**SHORT PROBLEM**
Write out every entry exactly as given, but omit the pictures.

(Records from a collection)
——————————

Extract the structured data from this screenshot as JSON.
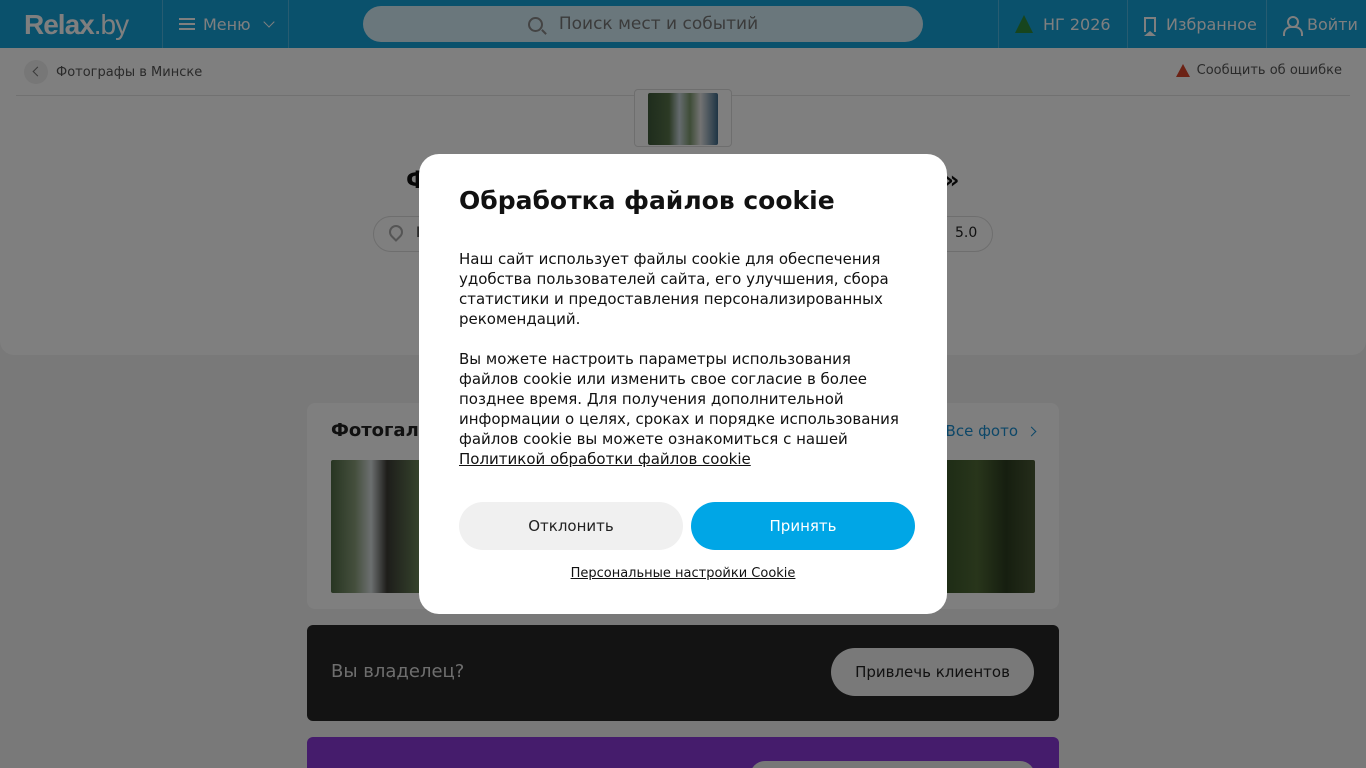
{
  "header": {
    "logo_main": "Relax",
    "logo_domain": ".by",
    "menu_label": "Меню",
    "search_placeholder": "Поиск мест и событий",
    "ng_label": "НГ 2026",
    "favorites_label": "Избранное",
    "login_label": "Войти"
  },
  "page": {
    "breadcrumb": "Фотографы в Минске",
    "report_label": "Сообщить об ошибке",
    "title_left_fragment": "Ф",
    "title_right_fragment": "»",
    "address_fragment": "I",
    "rating": "5.0"
  },
  "gallery": {
    "title": "Фотогалерея",
    "all_label": "Все фото"
  },
  "owner": {
    "text": "Вы владелец?",
    "button_label": "Привлечь клиентов"
  },
  "cookie_modal": {
    "title": "Обработка файлов cookie",
    "paragraph1": "Наш сайт использует файлы cookie для обеспечения удобства пользователей сайта, его улучшения, сбора статистики и предоставления персонализированных рекомендаций.",
    "paragraph2": "Вы можете настроить параметры использования файлов cookie или изменить свое согласие в более позднее время. Для получения дополнительной информации о целях, сроках и порядке использования файлов cookie вы можете ознакомиться с нашей",
    "policy_link": "Политикой обработки файлов cookie",
    "decline_label": "Отклонить",
    "accept_label": "Принять",
    "personal_settings_label": "Персональные настройки Cookie"
  },
  "colors": {
    "header_bg": "#14a2d9",
    "accept_bg": "#00a6e6",
    "owner_bg": "#262626",
    "promo_bg": "#8a38d8"
  }
}
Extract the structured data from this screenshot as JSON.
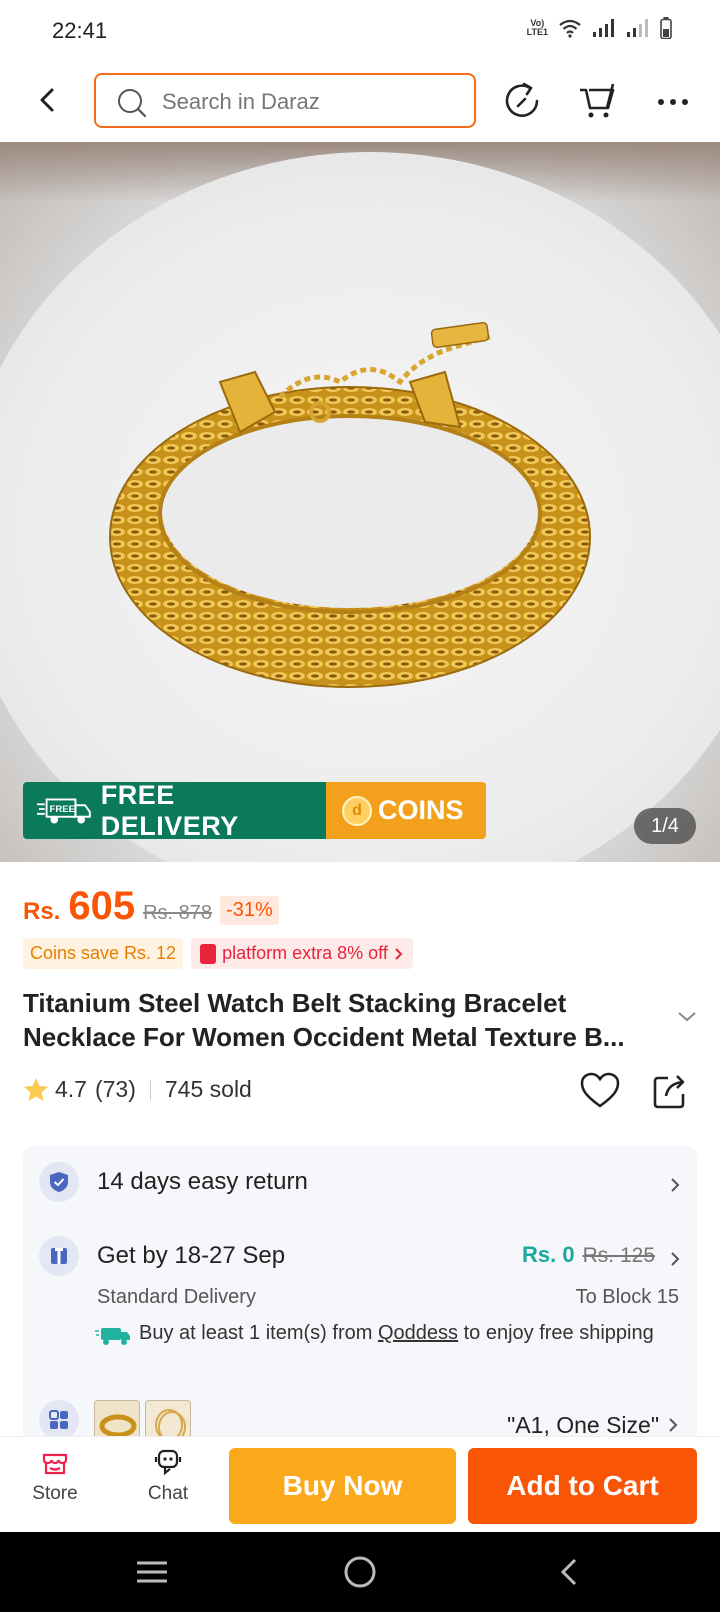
{
  "status": {
    "time": "22:41",
    "network": "VoLTE1"
  },
  "search": {
    "placeholder": "Search in Daraz"
  },
  "hero": {
    "badge_free_icon": "FREE",
    "badge_free": "FREE DELIVERY",
    "badge_coins": "COINS",
    "page_indicator": "1/4"
  },
  "price": {
    "currency": "Rs.",
    "amount": "605",
    "original": "Rs. 878",
    "discount": "-31%"
  },
  "promos": {
    "coins": "Coins save Rs. 12",
    "platform": "platform extra 8% off"
  },
  "product": {
    "title": "Titanium Steel Watch Belt Stacking Bracelet Necklace For Women Occident Metal Texture B...",
    "rating": "4.7",
    "reviews": "(73)",
    "sold": "745 sold"
  },
  "info": {
    "return": "14 days easy return",
    "delivery": "Get by 18-27 Sep",
    "delivery_price": "Rs. 0",
    "delivery_old_price": "Rs. 125",
    "delivery_type": "Standard Delivery",
    "delivery_to": "To Block 15",
    "free_note_pre": "Buy at least 1 item(s) from ",
    "free_note_store": "Qoddess",
    "free_note_post": " to enjoy free shipping",
    "variant": "\"A1, One Size\""
  },
  "actions": {
    "store": "Store",
    "chat": "Chat",
    "buy_now": "Buy Now",
    "add_to_cart": "Add to Cart"
  },
  "colors": {
    "accent": "#f85606",
    "buy": "#fba91c",
    "delivery_green": "#0b7a5a"
  }
}
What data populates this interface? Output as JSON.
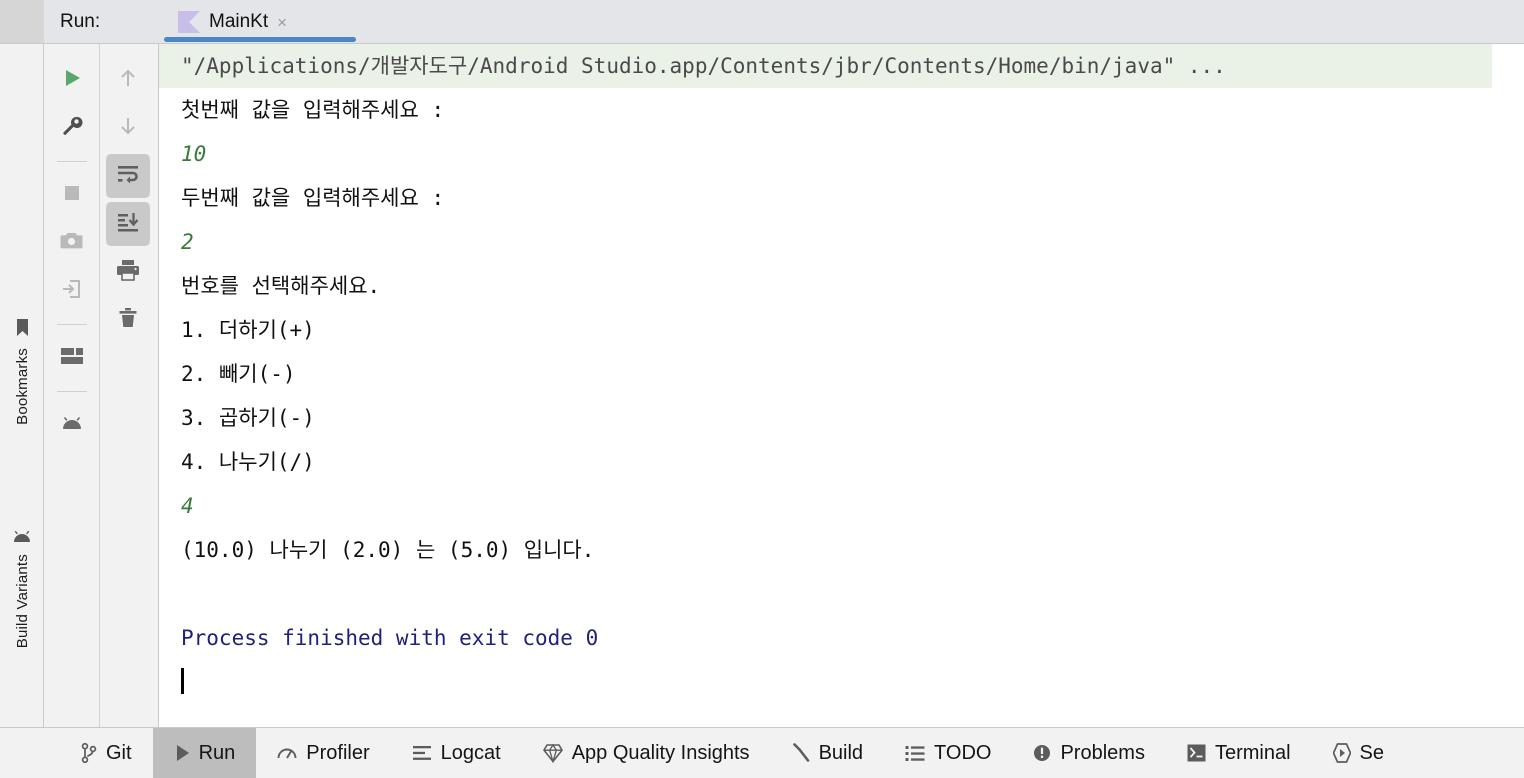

——————————

**REPLY**
Extract the structured data from this screenshot as JSON.
{
  "header": {
    "logo_main": "Relax",
    "logo_domain": ".by",
    "menu_label": "Меню",
    "search_placeholder": "Поиск мест и событий",
    "ng_label": "НГ 2026",
    "favorites_label": "Избранное",
    "login_label": "Войти"
  },
  "page": {
    "breadcrumb": "Фотографы в Минске",
    "report_label": "Сообщить об ошибке",
    "title_left_fragment": "Ф",
    "title_right_fragment": "»",
    "address_fragment": "I",
    "rating": "5.0"
  },
  "gallery": {
    "title": "Фотогалерея",
    "all_label": "Все фото"
  },
  "owner": {
    "text": "Вы владелец?",
    "button_label": "Привлечь клиентов"
  },
  "cookie_modal": {
    "title": "Обработка файлов cookie",
    "paragraph1": "Наш сайт использует файлы cookie для обеспечения удобства пользователей сайта, его улучшения, сбора статистики и предоставления персонализированных рекомендаций.",
    "paragraph2": "Вы можете настроить параметры использования файлов cookie или изменить свое согласие в более позднее время. Для получения дополнительной информации о целях, сроках и порядке использования файлов cookie вы можете ознакомиться с нашей",
    "policy_link": "Политикой обработки файлов cookie",
    "decline_label": "Отклонить",
    "accept_label": "Принять",
    "personal_settings_label": "Персональные настройки Cookie"
  },
  "colors": {
    "header_bg": "#14a2d9",
    "accept_bg": "#00a6e6",
    "owner_bg": "#262626",
    "promo_bg": "#8a38d8"
  }
}
Extract the structured data from this screenshot as JSON.
{
  "status": {
    "time": "22:41",
    "network": "VoLTE1"
  },
  "search": {
    "placeholder": "Search in Daraz"
  },
  "hero": {
    "badge_free_icon": "FREE",
    "badge_free": "FREE DELIVERY",
    "badge_coins": "COINS",
    "page_indicator": "1/4"
  },
  "price": {
    "currency": "Rs.",
    "amount": "605",
    "original": "Rs. 878",
    "discount": "-31%"
  },
  "promos": {
    "coins": "Coins save Rs. 12",
    "platform": "platform extra 8% off"
  },
  "product": {
    "title": "Titanium Steel Watch Belt Stacking Bracelet Necklace For Women Occident Metal Texture B...",
    "rating": "4.7",
    "reviews": "(73)",
    "sold": "745 sold"
  },
  "info": {
    "return": "14 days easy return",
    "delivery": "Get by 18-27 Sep",
    "delivery_price": "Rs. 0",
    "delivery_old_price": "Rs. 125",
    "delivery_type": "Standard Delivery",
    "delivery_to": "To Block 15",
    "free_note_pre": "Buy at least 1 item(s) from ",
    "free_note_store": "Qoddess",
    "free_note_post": " to enjoy free shipping",
    "variant": "\"A1, One Size\""
  },
  "actions": {
    "store": "Store",
    "chat": "Chat",
    "buy_now": "Buy Now",
    "add_to_cart": "Add to Cart"
  },
  "colors": {
    "accent": "#f85606",
    "buy": "#fba91c",
    "delivery_green": "#0b7a5a"
  }
}
What data populates this interface? Output as JSON.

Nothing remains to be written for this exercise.